┌──

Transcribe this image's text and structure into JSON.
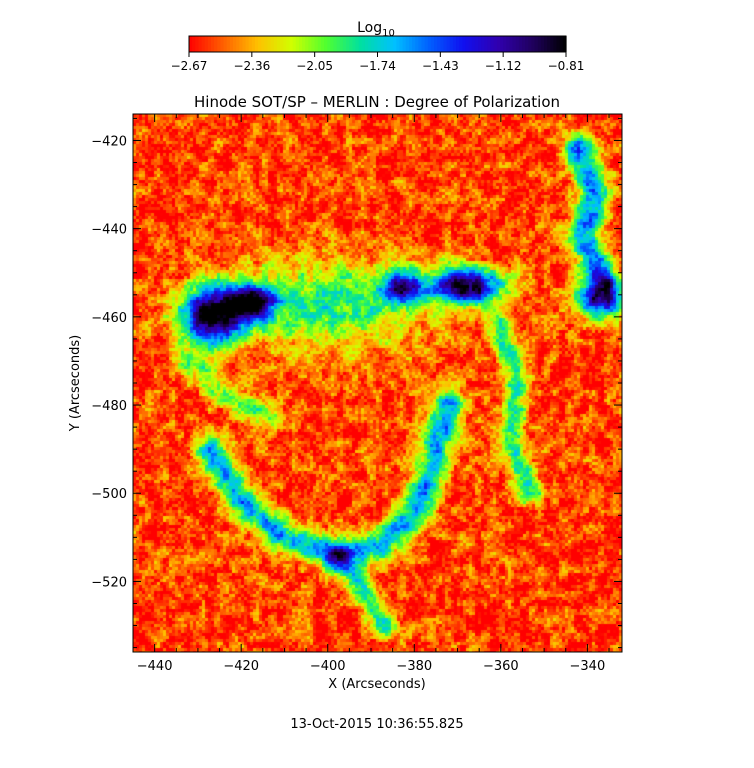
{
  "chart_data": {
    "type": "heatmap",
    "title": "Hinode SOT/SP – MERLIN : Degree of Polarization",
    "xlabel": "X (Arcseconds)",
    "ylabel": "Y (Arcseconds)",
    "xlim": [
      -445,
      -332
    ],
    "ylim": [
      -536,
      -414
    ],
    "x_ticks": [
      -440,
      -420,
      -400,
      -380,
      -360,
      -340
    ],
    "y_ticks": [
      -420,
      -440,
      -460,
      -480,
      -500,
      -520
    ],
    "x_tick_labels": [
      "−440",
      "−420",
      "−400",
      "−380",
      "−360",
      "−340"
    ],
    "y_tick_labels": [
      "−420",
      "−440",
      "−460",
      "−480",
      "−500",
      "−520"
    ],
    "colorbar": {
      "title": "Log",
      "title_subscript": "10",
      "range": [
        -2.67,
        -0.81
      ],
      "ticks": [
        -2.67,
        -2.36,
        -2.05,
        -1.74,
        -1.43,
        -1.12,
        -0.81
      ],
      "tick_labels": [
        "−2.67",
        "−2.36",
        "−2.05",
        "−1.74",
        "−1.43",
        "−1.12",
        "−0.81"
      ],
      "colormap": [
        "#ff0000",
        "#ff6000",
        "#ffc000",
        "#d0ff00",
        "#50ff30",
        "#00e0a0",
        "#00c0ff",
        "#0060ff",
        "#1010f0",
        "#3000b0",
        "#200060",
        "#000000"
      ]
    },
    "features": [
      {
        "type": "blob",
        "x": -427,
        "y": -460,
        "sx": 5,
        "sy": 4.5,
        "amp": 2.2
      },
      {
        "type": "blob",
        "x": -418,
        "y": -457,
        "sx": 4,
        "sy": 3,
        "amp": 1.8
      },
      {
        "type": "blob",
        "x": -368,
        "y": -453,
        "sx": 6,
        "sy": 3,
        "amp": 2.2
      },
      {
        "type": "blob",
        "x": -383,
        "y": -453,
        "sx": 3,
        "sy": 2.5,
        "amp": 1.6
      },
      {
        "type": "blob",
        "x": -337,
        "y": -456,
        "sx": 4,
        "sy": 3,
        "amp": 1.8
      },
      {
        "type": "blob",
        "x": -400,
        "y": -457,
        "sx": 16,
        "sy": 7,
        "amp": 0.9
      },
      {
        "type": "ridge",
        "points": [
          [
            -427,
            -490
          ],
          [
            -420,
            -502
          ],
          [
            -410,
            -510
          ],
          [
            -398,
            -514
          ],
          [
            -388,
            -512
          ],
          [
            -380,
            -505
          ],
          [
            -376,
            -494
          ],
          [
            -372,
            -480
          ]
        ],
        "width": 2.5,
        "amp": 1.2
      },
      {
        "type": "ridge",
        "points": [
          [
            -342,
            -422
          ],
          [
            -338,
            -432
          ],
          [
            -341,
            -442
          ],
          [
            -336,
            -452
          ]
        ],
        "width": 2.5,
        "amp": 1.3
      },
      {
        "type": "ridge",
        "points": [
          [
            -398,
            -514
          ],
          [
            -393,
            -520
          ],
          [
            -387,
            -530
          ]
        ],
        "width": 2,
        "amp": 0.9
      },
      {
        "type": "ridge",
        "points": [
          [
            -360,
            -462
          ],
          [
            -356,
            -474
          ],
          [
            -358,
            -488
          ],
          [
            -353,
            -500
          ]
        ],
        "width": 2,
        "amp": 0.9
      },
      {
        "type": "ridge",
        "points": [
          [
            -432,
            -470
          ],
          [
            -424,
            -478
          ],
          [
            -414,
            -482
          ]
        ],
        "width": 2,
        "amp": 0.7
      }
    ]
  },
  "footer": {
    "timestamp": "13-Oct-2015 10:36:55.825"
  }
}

└──

• What you are asked to do: Reproduce the material above in full and without alteration, but skip all pictures.

• Solution to this task:
Transcribe this image's text and structure into JSON.
{
  "chart_data": {
    "type": "heatmap",
    "title": "Hinode SOT/SP – MERLIN : Degree of Polarization",
    "xlabel": "X (Arcseconds)",
    "ylabel": "Y (Arcseconds)",
    "xlim": [
      -445,
      -332
    ],
    "ylim": [
      -536,
      -414
    ],
    "x_ticks": [
      -440,
      -420,
      -400,
      -380,
      -360,
      -340
    ],
    "y_ticks": [
      -420,
      -440,
      -460,
      -480,
      -500,
      -520
    ],
    "x_tick_labels": [
      "−440",
      "−420",
      "−400",
      "−380",
      "−360",
      "−340"
    ],
    "y_tick_labels": [
      "−420",
      "−440",
      "−460",
      "−480",
      "−500",
      "−520"
    ],
    "colorbar": {
      "title": "Log",
      "title_subscript": "10",
      "range": [
        -2.67,
        -0.81
      ],
      "ticks": [
        -2.67,
        -2.36,
        -2.05,
        -1.74,
        -1.43,
        -1.12,
        -0.81
      ],
      "tick_labels": [
        "−2.67",
        "−2.36",
        "−2.05",
        "−1.74",
        "−1.43",
        "−1.12",
        "−0.81"
      ],
      "colormap": [
        "#ff0000",
        "#ff6000",
        "#ffc000",
        "#d0ff00",
        "#50ff30",
        "#00e0a0",
        "#00c0ff",
        "#0060ff",
        "#1010f0",
        "#3000b0",
        "#200060",
        "#000000"
      ]
    },
    "features": [
      {
        "type": "blob",
        "x": -427,
        "y": -460,
        "sx": 5,
        "sy": 4.5,
        "amp": 2.2
      },
      {
        "type": "blob",
        "x": -418,
        "y": -457,
        "sx": 4,
        "sy": 3,
        "amp": 1.8
      },
      {
        "type": "blob",
        "x": -368,
        "y": -453,
        "sx": 6,
        "sy": 3,
        "amp": 2.2
      },
      {
        "type": "blob",
        "x": -383,
        "y": -453,
        "sx": 3,
        "sy": 2.5,
        "amp": 1.6
      },
      {
        "type": "blob",
        "x": -337,
        "y": -456,
        "sx": 4,
        "sy": 3,
        "amp": 1.8
      },
      {
        "type": "blob",
        "x": -400,
        "y": -457,
        "sx": 16,
        "sy": 7,
        "amp": 0.9
      },
      {
        "type": "ridge",
        "points": [
          [
            -427,
            -490
          ],
          [
            -420,
            -502
          ],
          [
            -410,
            -510
          ],
          [
            -398,
            -514
          ],
          [
            -388,
            -512
          ],
          [
            -380,
            -505
          ],
          [
            -376,
            -494
          ],
          [
            -372,
            -480
          ]
        ],
        "width": 2.5,
        "amp": 1.2
      },
      {
        "type": "ridge",
        "points": [
          [
            -342,
            -422
          ],
          [
            -338,
            -432
          ],
          [
            -341,
            -442
          ],
          [
            -336,
            -452
          ]
        ],
        "width": 2.5,
        "amp": 1.3
      },
      {
        "type": "ridge",
        "points": [
          [
            -398,
            -514
          ],
          [
            -393,
            -520
          ],
          [
            -387,
            -530
          ]
        ],
        "width": 2,
        "amp": 0.9
      },
      {
        "type": "ridge",
        "points": [
          [
            -360,
            -462
          ],
          [
            -356,
            -474
          ],
          [
            -358,
            -488
          ],
          [
            -353,
            -500
          ]
        ],
        "width": 2,
        "amp": 0.9
      },
      {
        "type": "ridge",
        "points": [
          [
            -432,
            -470
          ],
          [
            -424,
            -478
          ],
          [
            -414,
            -482
          ]
        ],
        "width": 2,
        "amp": 0.7
      }
    ]
  },
  "footer": {
    "timestamp": "13-Oct-2015 10:36:55.825"
  }
}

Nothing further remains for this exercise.